*Rendered page images:*
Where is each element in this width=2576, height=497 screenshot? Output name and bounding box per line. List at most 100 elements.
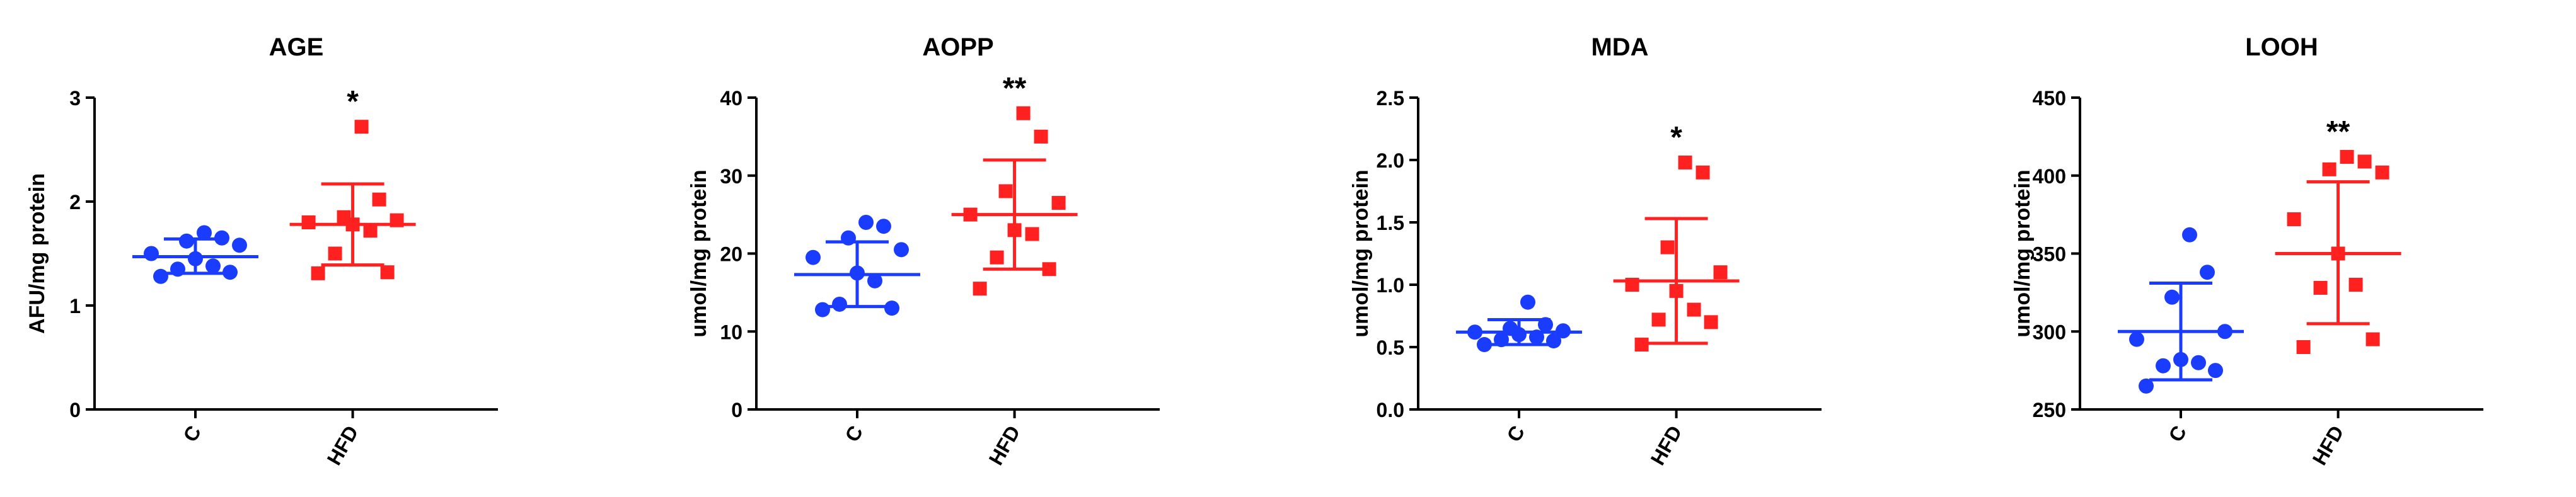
chart-mda: MDA umol/mg protein 0.0 0.5 1.0 1.5 2.0 2.5 C HFD…: [1349, 33, 1822, 469]
data-point: [144, 246, 159, 261]
y-tick-label: 20: [720, 243, 742, 266]
data-point: [328, 246, 342, 261]
data-point: [153, 268, 168, 284]
data-point: [876, 219, 891, 234]
y-tick-label: 400: [2033, 165, 2066, 188]
data-point: [2348, 278, 2363, 292]
chart-age: AGE AFU/mg protein 0 1 2 3 C HFD *: [25, 33, 498, 469]
data-point: [2365, 332, 2380, 346]
series-hfd: **: [951, 72, 1078, 296]
data-point: [1025, 227, 1039, 241]
data-point: [2296, 340, 2311, 354]
y-tick-label: 1.5: [1377, 212, 1404, 234]
y-axis-label: umol/mg protein: [2011, 169, 2035, 337]
y-tick-label: 2: [69, 191, 81, 214]
significance-marker: **: [2326, 115, 2350, 149]
chart-aopp: AOPP umol/mg protein 0 10 20 30 40 C HFD **: [687, 33, 1160, 469]
y-tick-label: 1.0: [1377, 274, 1404, 297]
data-point: [2200, 265, 2215, 280]
data-point: [894, 242, 909, 258]
x-tick-label: HFD: [2308, 422, 2348, 469]
x-tick-label: C: [178, 422, 205, 446]
data-point: [301, 215, 316, 229]
data-point: [2357, 154, 2372, 169]
significance-marker: **: [1003, 72, 1027, 105]
data-point: [1634, 338, 1649, 352]
data-point: [2182, 227, 2197, 243]
data-point: [832, 296, 847, 312]
data-point: [1520, 294, 1535, 310]
data-point: [2287, 212, 2301, 227]
data-point: [990, 250, 1004, 265]
data-point: [815, 302, 830, 317]
data-point: [197, 225, 212, 241]
x-tick-label: C: [2164, 422, 2191, 446]
data-point: [998, 184, 1013, 198]
y-axis-label: umol/mg protein: [1349, 169, 1373, 337]
x-tick-label: C: [840, 422, 867, 446]
x-tick-label: HFD: [985, 422, 1025, 469]
data-point: [806, 249, 821, 265]
data-point: [1034, 129, 1048, 144]
y-tick-label: 2.0: [1377, 149, 1404, 172]
y-tick-label: 450: [2033, 87, 2066, 110]
significance-marker: *: [347, 85, 359, 118]
data-point: [1477, 337, 1492, 353]
data-point: [1042, 262, 1056, 277]
significance-marker: *: [1670, 121, 1682, 154]
data-point: [1678, 155, 1692, 169]
data-point: [205, 258, 221, 274]
x-tick-label: HFD: [1646, 422, 1687, 469]
series-c: [794, 215, 920, 317]
series-hfd: *: [1613, 121, 1740, 352]
y-tick-label: 0: [731, 399, 742, 421]
y-tick-label: 300: [2033, 321, 2066, 343]
data-point: [1651, 312, 1666, 327]
data-point: [2313, 280, 2328, 295]
data-point: [973, 282, 987, 296]
data-point: [337, 210, 351, 224]
chart-title: AGE: [269, 33, 324, 61]
data-point: [2156, 358, 2171, 374]
data-point: [1704, 315, 1718, 329]
data-point: [311, 266, 325, 280]
data-point: [884, 300, 899, 316]
y-tick-label: 0.5: [1377, 336, 1404, 359]
data-point: [179, 233, 194, 249]
chart-title: AOPP: [922, 33, 993, 61]
data-point: [380, 265, 395, 280]
data-point: [2208, 363, 2223, 379]
data-point: [354, 120, 369, 134]
x-tick-label: C: [1502, 422, 1529, 446]
data-point: [2340, 150, 2354, 164]
chart-title: LOOH: [2245, 33, 2318, 61]
y-tick-label: 0.0: [1377, 399, 1404, 421]
y-tick-label: 30: [720, 165, 742, 188]
data-point: [1687, 302, 1701, 317]
series-c: [1456, 294, 1582, 353]
data-point: [222, 265, 238, 280]
y-tick-label: 2.5: [1377, 87, 1404, 110]
y-tick-label: 0: [69, 399, 81, 421]
y-tick-label: 250: [2033, 399, 2066, 421]
data-point: [1713, 265, 1728, 280]
data-point: [2129, 331, 2144, 347]
y-axis-label: umol/mg protein: [687, 169, 711, 337]
data-point: [1016, 106, 1031, 120]
y-tick-label: 350: [2033, 243, 2066, 266]
data-point: [858, 215, 874, 230]
data-point: [232, 237, 247, 253]
y-tick-label: 3: [69, 87, 81, 110]
data-point: [363, 224, 378, 238]
y-tick-label: 40: [720, 87, 742, 110]
chart-title: MDA: [1591, 33, 1648, 61]
data-point: [2322, 162, 2336, 176]
data-point: [867, 273, 882, 288]
series-hfd: **: [2275, 115, 2401, 354]
data-point: [372, 192, 386, 207]
data-point: [2191, 355, 2206, 370]
y-axis-label: AFU/mg protein: [25, 173, 49, 334]
data-point: [2139, 378, 2154, 394]
data-point: [1051, 196, 1066, 210]
data-point: [1660, 240, 1675, 254]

*EXERCISE INSTRUCTIONS:* Please copy every line of the records above in which "axis" appears.

*RESULT FOR THIS TASK:*
y-axis-label: umol/mg protein: [2011, 169, 2035, 337]
y-axis-label: umol/mg protein: [1349, 169, 1373, 337]
y-axis-label: umol/mg protein: [687, 169, 711, 337]
y-axis-label: AFU/mg protein: [25, 173, 49, 334]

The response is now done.